==== EXERCISE INPUTS ====

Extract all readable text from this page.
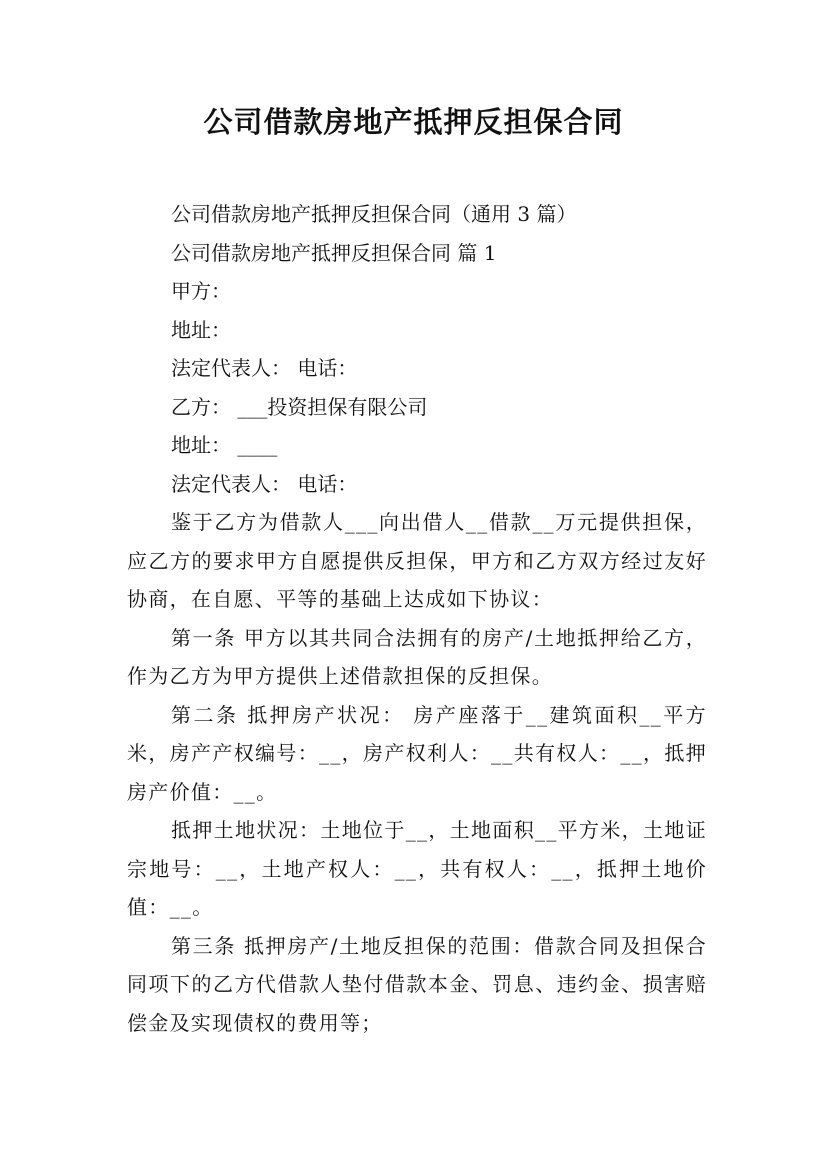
公司借款房地产抵押反担保合同

公司借款房地产抵押反担保合同（通用 3 篇）

公司借款房地产抵押反担保合同 篇 1

甲方：

地址：

法定代表人： 电话：

乙方： ___投资担保有限公司

地址： ____

法定代表人： 电话：

鉴于乙方为借款人___向出借人__借款__万元提供担保，应乙方的要求甲方自愿提供反担保，甲方和乙方双方经过友好协商，在自愿、平等的基础上达成如下协议：

第一条 甲方以其共同合法拥有的房产/土地抵押给乙方，作为乙方为甲方提供上述借款担保的反担保。

第二条 抵押房产状况： 房产座落于__建筑面积__平方米，房产产权编号：__，房产权利人：__共有权人：__，抵押房产价值：__。

抵押土地状况：土地位于__，土地面积__平方米，土地证宗地号：__，土地产权人：__，共有权人：__，抵押土地价值：__。

第三条 抵押房产/土地反担保的范围：借款合同及担保合同项下的乙方代借款人垫付借款本金、罚息、违约金、损害赔偿金及实现债权的费用等；
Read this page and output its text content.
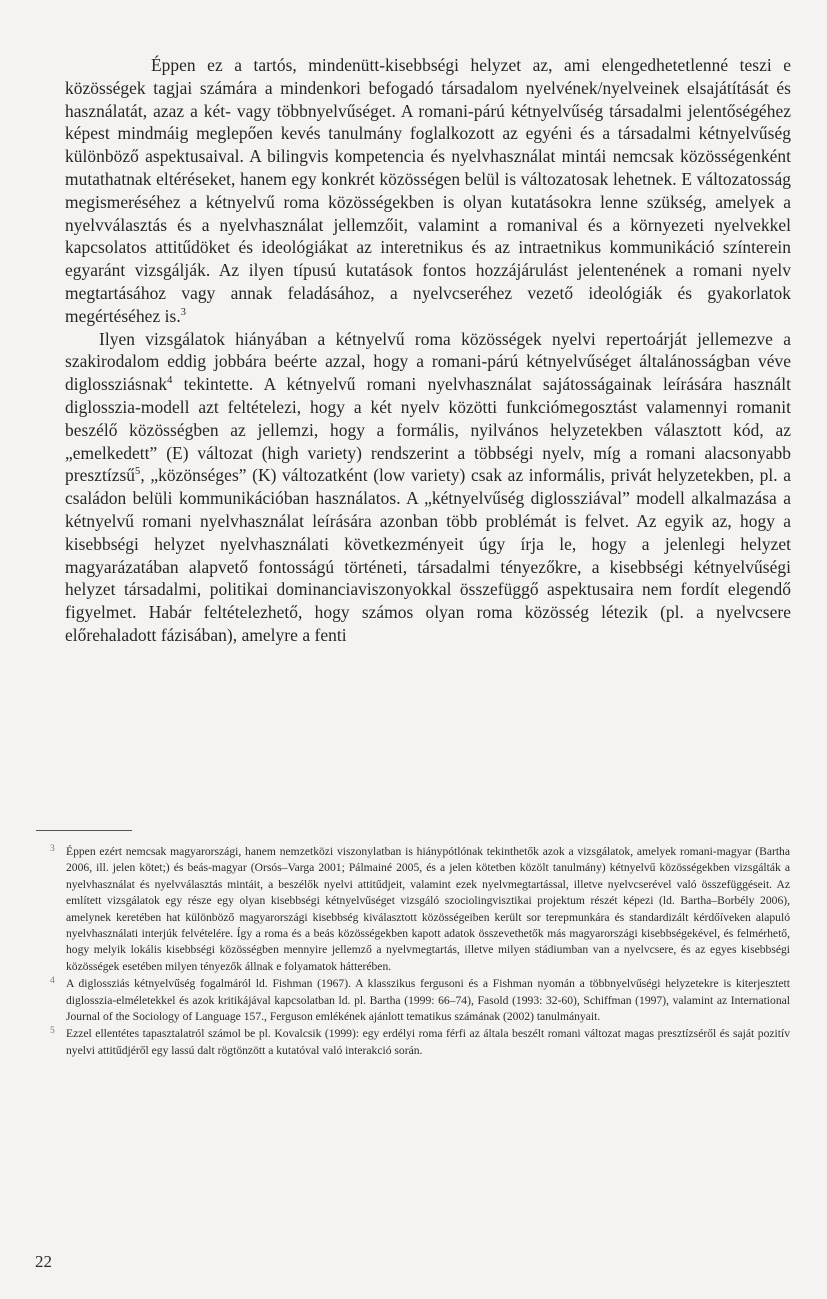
Éppen ez a tartós, mindenütt-kisebbségi helyzet az, ami elengedhetetlenné teszi e közösségek tagjai számára a mindenkori befogadó társadalom nyelvének/nyelveinek elsajátítását és használatát, azaz a két- vagy többnyelvűséget. A romani-párú kétnyelvűség társadalmi jelentőségéhez képest mindmáig meglepően kevés tanulmány foglalkozott az egyéni és a társadalmi kétnyelvűség különböző aspektusaival. A bilingvis kompetencia és nyelvhasználat mintái nemcsak közösségenként mutathatnak eltéréseket, hanem egy konkrét közösségen belül is változatosak lehetnek. E változatosság megismeréséhez a kétnyelvű roma közösségekben is olyan kutatásokra lenne szükség, amelyek a nyelvválasztás és a nyelvhasználat jellemzőit, valamint a romanival és a környezeti nyelvekkel kapcsolatos attitűdöket és ideológiákat az interetnikus és az intraetnikus kommunikáció színterein egyaránt vizsgálják. Az ilyen típusú kutatások fontos hozzájárulást jelentenének a romani nyelv megtartásához vagy annak feladásához, a nyelvcseréhez vezető ideológiák és gyakorlatok megértéséhez is.$^3$

Ilyen vizsgálatok hiányában a kétnyelvű roma közösségek nyelvi repertoárját jellemezve a szakirodalom eddig jobbára beérte azzal, hogy a romani-párú kétnyelvűséget általánosságban véve diglossziásnak$^4$ tekintette. A kétnyelvű romani nyelvhasználat sajátosságainak leírására használt diglosszia-modell azt feltételezi, hogy a két nyelv közötti funkciómegosztást valamennyi romanit beszélő közösségben az jellemzi, hogy a formális, nyilvános helyzetekben választott kód, az „emelkedett” (E) változat (high variety) rendszerint a többségi nyelv, míg a romani alacsonyabb presztízsű$^5$, „közönséges” (K) változatként (low variety) csak az informális, privát helyzetekben, pl. a családon belüli kommunikációban használatos. A „kétnyelvűség diglossziával” modell alkalmazása a kétnyelvű romani nyelvhasználat leírására azonban több problémát is felvet. Az egyik az, hogy a kisebbségi helyzet nyelvhasználati következményeit úgy írja le, hogy a jelenlegi helyzet magyarázatában alapvető fontosságú történeti, társadalmi tényezőkre, a kisebbségi kétnyelvűségi helyzet társadalmi, politikai dominanciaviszonyokkal összefüggő aspektusaira nem fordít elegendő figyelmet. Habár feltételezhető, hogy számos olyan roma közösség létezik (pl. a nyelvcsere előrehaladott fázisában), amelyre a fenti

3 Éppen ezért nemcsak magyarországi, hanem nemzetközi viszonylatban is hiánypótlónak tekinthetők azok a vizsgálatok, amelyek romani-magyar (Bartha 2006, ill. jelen kötet;) és beás-magyar (Orsós–Varga 2001; Pálmainé 2005, és a jelen kötetben közölt tanulmány) kétnyelvű közösségekben vizsgálták a nyelvhasználat és nyelvválasztás mintáit, a beszélők nyelvi attitűdjeit, valamint ezek nyelvmegtartással, illetve nyelvcserével való összefüggéseit. Az említett vizsgálatok egy része egy olyan kisebbségi kétnyelvűséget vizsgáló szociolingvisztikai projektum részét képezi (ld. Bartha–Borbély 2006), amelynek keretében hat különböző magyarországi kisebbség kiválasztott közösségeiben került sor terepmunkára és standardizált kérdőíveken alapuló nyelvhasználati interjúk felvételére. Így a roma és a beás közösségekben kapott adatok összevethetők más magyarországi kisebbségekével, és felmérhető, hogy melyik lokális kisebbségi közösségben mennyire jellemző a nyelvmegtartás, illetve milyen stádiumban van a nyelvcsere, és az egyes kisebbségi közösségek esetében milyen tényezők állnak e folyamatok hátterében.
4 A diglossziás kétnyelvűség fogalmáról ld. Fishman (1967). A klasszikus fergusoni és a Fishman nyomán a többnyelvűségi helyzetekre is kiterjesztett diglosszia-elméletekkel és azok kritikájával kapcsolatban ld. pl. Bartha (1999: 66–74), Fasold (1993: 32-60), Schiffman (1997), valamint az International Journal of the Sociology of Language 157., Ferguson emlékének ajánlott tematikus számának (2002) tanulmányait.
5 Ezzel ellentétes tapasztalatról számol be pl. Kovalcsik (1999): egy erdélyi roma férfi az általa beszélt romani változat magas presztízséről és saját pozitív nyelvi attitűdjéről egy lassú dalt rögtönzött a kutatóval való interakció során.
22
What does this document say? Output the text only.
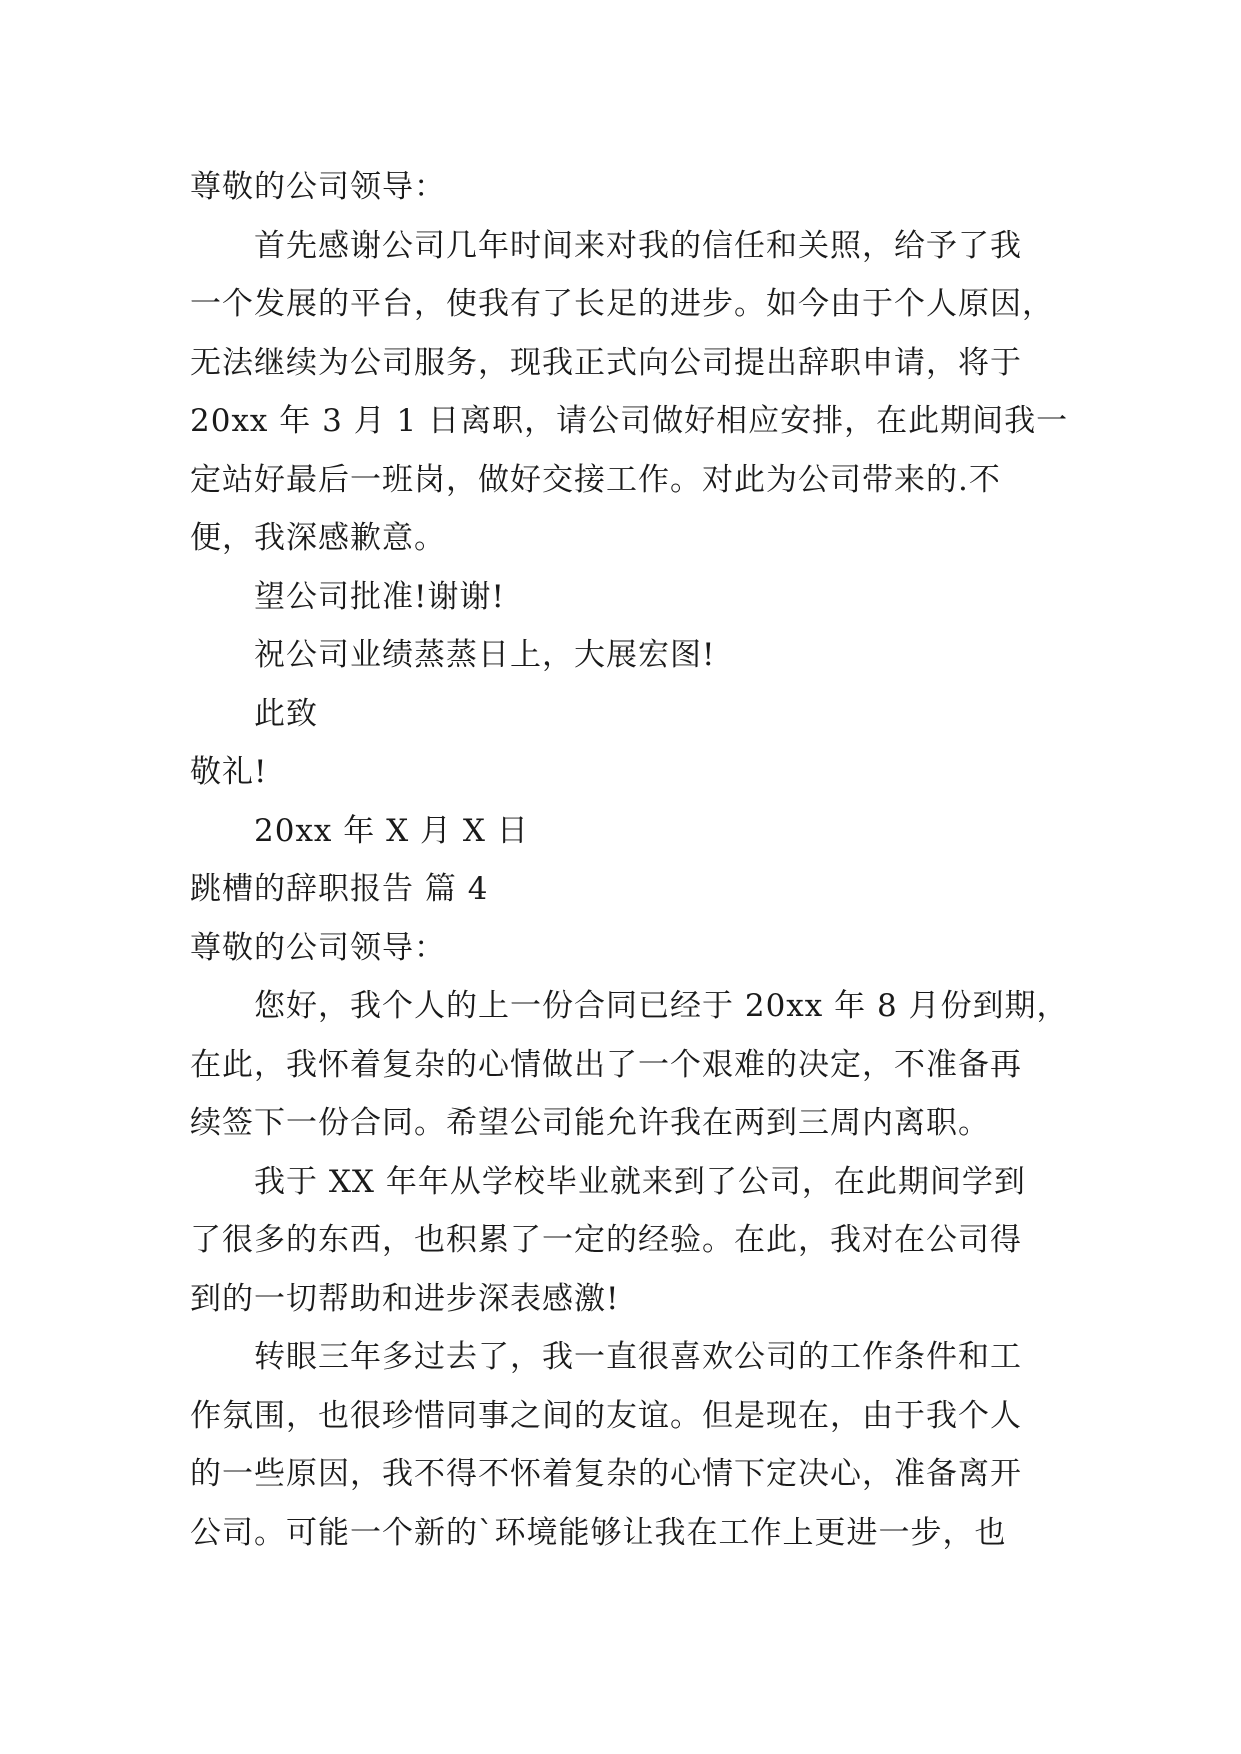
尊敬的公司领导：
首先感谢公司几年时间来对我的信任和关照，给予了我
一个发展的平台，使我有了长足的进步。如今由于个人原因，
无法继续为公司服务，现我正式向公司提出辞职申请，将于
20xx 年 3 月 1 日离职，请公司做好相应安排，在此期间我一
定站好最后一班岗，做好交接工作。对此为公司带来的.不
便，我深感歉意。
望公司批准!谢谢!
祝公司业绩蒸蒸日上，大展宏图!
此致
敬礼!
20xx 年 X 月 X 日
跳槽的辞职报告 篇 4
尊敬的公司领导：
您好，我个人的上一份合同已经于 20xx 年 8 月份到期，
在此，我怀着复杂的心情做出了一个艰难的决定，不准备再
续签下一份合同。希望公司能允许我在两到三周内离职。
我于 XX 年年从学校毕业就来到了公司，在此期间学到
了很多的东西，也积累了一定的经验。在此，我对在公司得
到的一切帮助和进步深表感激!
转眼三年多过去了，我一直很喜欢公司的工作条件和工
作氛围，也很珍惜同事之间的友谊。但是现在，由于我个人
的一些原因，我不得不怀着复杂的心情下定决心，准备离开
公司。可能一个新的`环境能够让我在工作上更进一步，也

====

# STATED GOAL
Copy each line from the data above that includes "this".

# TASK SOLUTION
Extract all readable text from this page.
Read this page and output its text content.
What does this document say? Output the text only.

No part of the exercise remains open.